▶ Your instructions: Write out the entries verbatim and leave the images out of the copy.

▶ Working data:
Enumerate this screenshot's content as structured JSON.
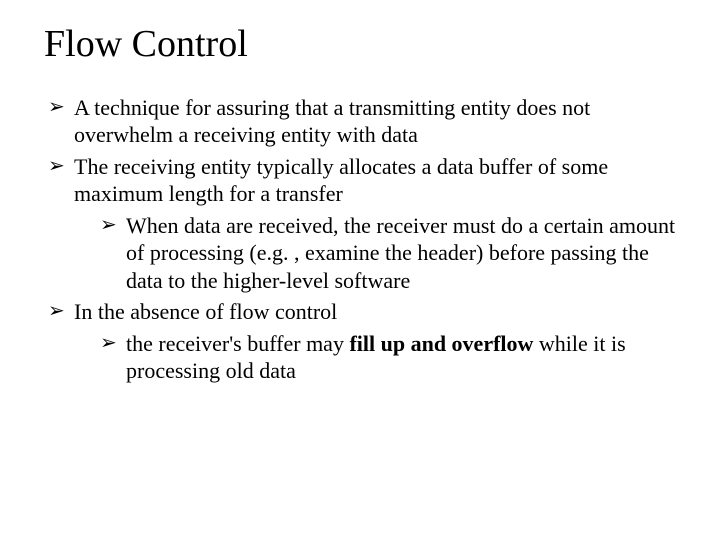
{
  "title": "Flow Control",
  "bullets": {
    "b1": "A technique for assuring that a transmitting entity does not overwhelm a receiving entity with data",
    "b2": "The receiving entity typically allocates a data buffer of some maximum length for a transfer",
    "b2a": "When data are received, the receiver must do a certain amount of processing (e.g. , examine the header) before passing the data to the higher-level software",
    "b3": "In the absence of flow control",
    "b3a_pre": "the receiver's buffer may ",
    "b3a_bold": "fill up and overflow",
    "b3a_post": " while it is processing old data"
  }
}
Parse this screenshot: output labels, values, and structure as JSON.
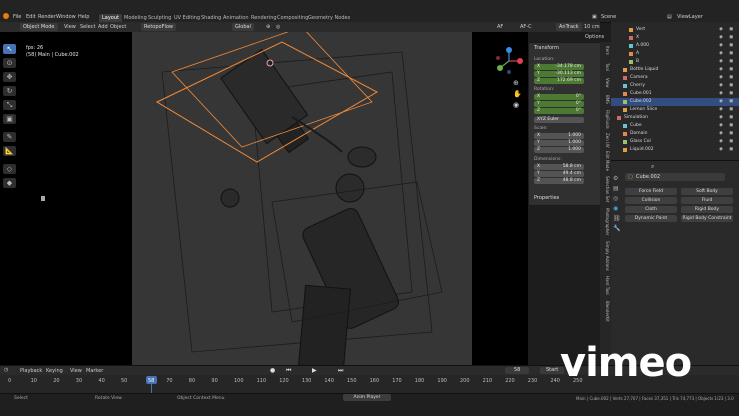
{
  "menu": [
    "File",
    "Edit",
    "Render",
    "Window",
    "Help"
  ],
  "workspaces": [
    "Layout",
    "Modeling",
    "Sculpting",
    "UV Editing",
    "Shading",
    "Animation",
    "Rendering",
    "Compositing",
    "Geometry Nodes"
  ],
  "scene_label": "Scene",
  "viewlayer_label": "ViewLayer",
  "header": {
    "mode": "Object Mode",
    "view": "View",
    "select": "Select",
    "add": "Add",
    "object": "Object",
    "addon": "RetopoFlow",
    "orientation": "Global",
    "options": "Options",
    "af": "AF",
    "ak": "AnTrack",
    "zoom": "10 cm"
  },
  "viewport_overlay": {
    "fps": "fps: 26",
    "object_info": "(58) Main | Cube.002"
  },
  "npanel": {
    "section": "Transform",
    "location_label": "Location:",
    "location": [
      {
        "k": "X",
        "v": "-34.178 cm"
      },
      {
        "k": "Y",
        "v": "-30.113 cm"
      },
      {
        "k": "Z",
        "v": "172.69 cm"
      }
    ],
    "rotation_label": "Rotation:",
    "rotation": [
      {
        "k": "X",
        "v": "0°"
      },
      {
        "k": "Y",
        "v": "0°"
      },
      {
        "k": "Z",
        "v": "0°"
      }
    ],
    "rotation_mode": "XYZ Euler",
    "scale_label": "Scale:",
    "scale": [
      {
        "k": "X",
        "v": "1.000"
      },
      {
        "k": "Y",
        "v": "1.000"
      },
      {
        "k": "Z",
        "v": "1.000"
      }
    ],
    "dimensions_label": "Dimensions:",
    "dimensions": [
      {
        "k": "X",
        "v": "58.8 cm"
      },
      {
        "k": "Y",
        "v": "49.4 cm"
      },
      {
        "k": "Z",
        "v": "48.8 cm"
      }
    ],
    "properties": "Properties"
  },
  "side_tabs": [
    "Item",
    "Tool",
    "View",
    "BMS",
    "FlipFluids",
    "Zen UV",
    "Edit Mode",
    "Selection Set",
    "Photographer",
    "Simply Addons",
    "Hard Tool",
    "BlenderKit"
  ],
  "outliner": [
    {
      "name": "Vert",
      "indent": 2,
      "sel": false
    },
    {
      "name": "X",
      "indent": 2,
      "sel": false
    },
    {
      "name": "A.000",
      "indent": 2,
      "sel": false
    },
    {
      "name": "A",
      "indent": 2,
      "sel": false
    },
    {
      "name": "B",
      "indent": 2,
      "sel": false
    },
    {
      "name": "Bottle Liquid",
      "indent": 1,
      "sel": false
    },
    {
      "name": "Camera",
      "indent": 1,
      "sel": false
    },
    {
      "name": "Cherry",
      "indent": 1,
      "sel": false
    },
    {
      "name": "Cube.001",
      "indent": 1,
      "sel": false
    },
    {
      "name": "Cube.002",
      "indent": 1,
      "sel": true
    },
    {
      "name": "Lemon Slice",
      "indent": 1,
      "sel": false
    },
    {
      "name": "Simulation",
      "indent": 0,
      "sel": false
    },
    {
      "name": "Cube",
      "indent": 1,
      "sel": false
    },
    {
      "name": "Domain",
      "indent": 1,
      "sel": false
    },
    {
      "name": "Glass Col",
      "indent": 1,
      "sel": false
    },
    {
      "name": "Liquid.002",
      "indent": 1,
      "sel": false
    }
  ],
  "props": {
    "object_name": "Cube.002",
    "buttons": [
      [
        "Force Field",
        "Soft Body"
      ],
      [
        "Collision",
        "Fluid"
      ],
      [
        "Cloth",
        "Rigid Body"
      ],
      [
        "Dynamic Paint",
        "Rigid Body Constraint"
      ]
    ]
  },
  "timeline": {
    "menus": [
      "Playback",
      "Keying",
      "View",
      "Marker"
    ],
    "current_frame": "58",
    "start_label": "Start",
    "ticks": [
      "0",
      "10",
      "20",
      "30",
      "40",
      "50",
      "58",
      "70",
      "80",
      "90",
      "100",
      "110",
      "120",
      "130",
      "140",
      "150",
      "160",
      "170",
      "180",
      "190",
      "200",
      "210",
      "220",
      "230",
      "240",
      "250"
    ]
  },
  "status": {
    "select": "Select",
    "rotate": "Rotate View",
    "context": "Object Context Menu",
    "anim": "Anim Player",
    "stats": "Main | Cube.002 | Verts 27,707 | Faces 37,351 | Tris 74,773 | Objects 1/23 | 3.0"
  },
  "watermark": "vimeo",
  "colors": {
    "selection": "#f08a3a",
    "accent": "#4772b3",
    "green": "#4d7a33"
  }
}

▶ Task result:
Enumerate this screenshot's content as structured JSON.
{
  "title": "Flow Control",
  "bullets": {
    "b1": "A technique for assuring that a transmitting entity does not overwhelm a receiving entity with data",
    "b2": "The receiving entity typically allocates a data buffer of some maximum length for a transfer",
    "b2a": "When data are received, the receiver must do a certain amount of processing (e.g. , examine the header) before passing the data to the higher-level software",
    "b3": "In the absence of flow control",
    "b3a_pre": "the receiver's buffer may ",
    "b3a_bold": "fill up and overflow",
    "b3a_post": " while it is processing old data"
  }
}
Parse this screenshot: output labels, values, and structure as JSON.
{
  "menu": [
    "File",
    "Edit",
    "Render",
    "Window",
    "Help"
  ],
  "workspaces": [
    "Layout",
    "Modeling",
    "Sculpting",
    "UV Editing",
    "Shading",
    "Animation",
    "Rendering",
    "Compositing",
    "Geometry Nodes"
  ],
  "scene_label": "Scene",
  "viewlayer_label": "ViewLayer",
  "header": {
    "mode": "Object Mode",
    "view": "View",
    "select": "Select",
    "add": "Add",
    "object": "Object",
    "addon": "RetopoFlow",
    "orientation": "Global",
    "options": "Options",
    "af": "AF",
    "ak": "AnTrack",
    "zoom": "10 cm"
  },
  "viewport_overlay": {
    "fps": "fps: 26",
    "object_info": "(58) Main | Cube.002"
  },
  "npanel": {
    "section": "Transform",
    "location_label": "Location:",
    "location": [
      {
        "k": "X",
        "v": "-34.178 cm"
      },
      {
        "k": "Y",
        "v": "-30.113 cm"
      },
      {
        "k": "Z",
        "v": "172.69 cm"
      }
    ],
    "rotation_label": "Rotation:",
    "rotation": [
      {
        "k": "X",
        "v": "0°"
      },
      {
        "k": "Y",
        "v": "0°"
      },
      {
        "k": "Z",
        "v": "0°"
      }
    ],
    "rotation_mode": "XYZ Euler",
    "scale_label": "Scale:",
    "scale": [
      {
        "k": "X",
        "v": "1.000"
      },
      {
        "k": "Y",
        "v": "1.000"
      },
      {
        "k": "Z",
        "v": "1.000"
      }
    ],
    "dimensions_label": "Dimensions:",
    "dimensions": [
      {
        "k": "X",
        "v": "58.8 cm"
      },
      {
        "k": "Y",
        "v": "49.4 cm"
      },
      {
        "k": "Z",
        "v": "48.8 cm"
      }
    ],
    "properties": "Properties"
  },
  "side_tabs": [
    "Item",
    "Tool",
    "View",
    "BMS",
    "FlipFluids",
    "Zen UV",
    "Edit Mode",
    "Selection Set",
    "Photographer",
    "Simply Addons",
    "Hard Tool",
    "BlenderKit"
  ],
  "outliner": [
    {
      "name": "Vert",
      "indent": 2,
      "sel": false
    },
    {
      "name": "X",
      "indent": 2,
      "sel": false
    },
    {
      "name": "A.000",
      "indent": 2,
      "sel": false
    },
    {
      "name": "A",
      "indent": 2,
      "sel": false
    },
    {
      "name": "B",
      "indent": 2,
      "sel": false
    },
    {
      "name": "Bottle Liquid",
      "indent": 1,
      "sel": false
    },
    {
      "name": "Camera",
      "indent": 1,
      "sel": false
    },
    {
      "name": "Cherry",
      "indent": 1,
      "sel": false
    },
    {
      "name": "Cube.001",
      "indent": 1,
      "sel": false
    },
    {
      "name": "Cube.002",
      "indent": 1,
      "sel": true
    },
    {
      "name": "Lemon Slice",
      "indent": 1,
      "sel": false
    },
    {
      "name": "Simulation",
      "indent": 0,
      "sel": false
    },
    {
      "name": "Cube",
      "indent": 1,
      "sel": false
    },
    {
      "name": "Domain",
      "indent": 1,
      "sel": false
    },
    {
      "name": "Glass Col",
      "indent": 1,
      "sel": false
    },
    {
      "name": "Liquid.002",
      "indent": 1,
      "sel": false
    }
  ],
  "props": {
    "object_name": "Cube.002",
    "buttons": [
      [
        "Force Field",
        "Soft Body"
      ],
      [
        "Collision",
        "Fluid"
      ],
      [
        "Cloth",
        "Rigid Body"
      ],
      [
        "Dynamic Paint",
        "Rigid Body Constraint"
      ]
    ]
  },
  "timeline": {
    "menus": [
      "Playback",
      "Keying",
      "View",
      "Marker"
    ],
    "current_frame": "58",
    "start_label": "Start",
    "ticks": [
      "0",
      "10",
      "20",
      "30",
      "40",
      "50",
      "58",
      "70",
      "80",
      "90",
      "100",
      "110",
      "120",
      "130",
      "140",
      "150",
      "160",
      "170",
      "180",
      "190",
      "200",
      "210",
      "220",
      "230",
      "240",
      "250"
    ]
  },
  "status": {
    "select": "Select",
    "rotate": "Rotate View",
    "context": "Object Context Menu",
    "anim": "Anim Player",
    "stats": "Main | Cube.002 | Verts 27,707 | Faces 37,351 | Tris 74,773 | Objects 1/23 | 3.0"
  },
  "watermark": "vimeo",
  "colors": {
    "selection": "#f08a3a",
    "accent": "#4772b3",
    "green": "#4d7a33"
  }
}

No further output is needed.